Your task
All lines in the data bearing the string "Lönsboda" should be identified and copied.

——

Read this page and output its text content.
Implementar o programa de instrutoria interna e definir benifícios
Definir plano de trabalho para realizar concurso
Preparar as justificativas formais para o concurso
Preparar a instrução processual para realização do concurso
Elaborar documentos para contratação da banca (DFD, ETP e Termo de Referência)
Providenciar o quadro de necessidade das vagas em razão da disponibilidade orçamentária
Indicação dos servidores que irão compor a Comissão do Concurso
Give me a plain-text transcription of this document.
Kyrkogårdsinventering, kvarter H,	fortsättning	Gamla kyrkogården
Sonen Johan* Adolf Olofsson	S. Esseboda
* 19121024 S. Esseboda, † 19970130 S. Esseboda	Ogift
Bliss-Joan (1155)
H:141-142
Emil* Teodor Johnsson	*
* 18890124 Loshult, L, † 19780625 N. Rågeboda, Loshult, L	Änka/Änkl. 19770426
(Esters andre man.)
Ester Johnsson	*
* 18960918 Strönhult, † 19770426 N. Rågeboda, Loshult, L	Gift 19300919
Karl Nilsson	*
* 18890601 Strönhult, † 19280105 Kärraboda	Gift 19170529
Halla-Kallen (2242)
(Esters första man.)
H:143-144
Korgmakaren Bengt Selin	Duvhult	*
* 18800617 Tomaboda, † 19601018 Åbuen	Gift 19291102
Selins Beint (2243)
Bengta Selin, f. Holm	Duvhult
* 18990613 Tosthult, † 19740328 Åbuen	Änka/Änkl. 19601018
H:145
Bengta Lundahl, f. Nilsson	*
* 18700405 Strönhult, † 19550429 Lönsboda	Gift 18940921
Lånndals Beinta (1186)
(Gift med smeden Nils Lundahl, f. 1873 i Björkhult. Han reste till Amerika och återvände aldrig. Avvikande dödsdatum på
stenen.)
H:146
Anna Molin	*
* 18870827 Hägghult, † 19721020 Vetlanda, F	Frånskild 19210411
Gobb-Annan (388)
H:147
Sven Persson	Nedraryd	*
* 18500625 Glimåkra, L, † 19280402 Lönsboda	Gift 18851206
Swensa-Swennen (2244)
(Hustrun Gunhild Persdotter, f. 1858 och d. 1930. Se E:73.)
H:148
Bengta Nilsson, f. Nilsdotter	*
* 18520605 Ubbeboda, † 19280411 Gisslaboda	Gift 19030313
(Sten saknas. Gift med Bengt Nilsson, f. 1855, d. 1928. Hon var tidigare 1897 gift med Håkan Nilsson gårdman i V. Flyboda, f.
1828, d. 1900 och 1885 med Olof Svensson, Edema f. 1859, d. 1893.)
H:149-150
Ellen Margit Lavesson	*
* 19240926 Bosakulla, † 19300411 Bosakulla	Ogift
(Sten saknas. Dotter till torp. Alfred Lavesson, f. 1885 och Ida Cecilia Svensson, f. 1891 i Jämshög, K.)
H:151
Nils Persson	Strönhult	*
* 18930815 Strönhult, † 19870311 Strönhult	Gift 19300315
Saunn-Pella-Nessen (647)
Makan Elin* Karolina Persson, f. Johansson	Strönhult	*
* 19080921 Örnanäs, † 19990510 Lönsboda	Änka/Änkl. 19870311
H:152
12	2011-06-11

——

Answer below
* 18700405 Strönhult, † 19550429 Lönsboda	Gift 18940921
* 18500625 Glimåkra, L, † 19280402 Lönsboda	Gift 18851206
* 19080921 Örnanäs, † 19990510 Lönsboda	Änka/Änkl. 19870311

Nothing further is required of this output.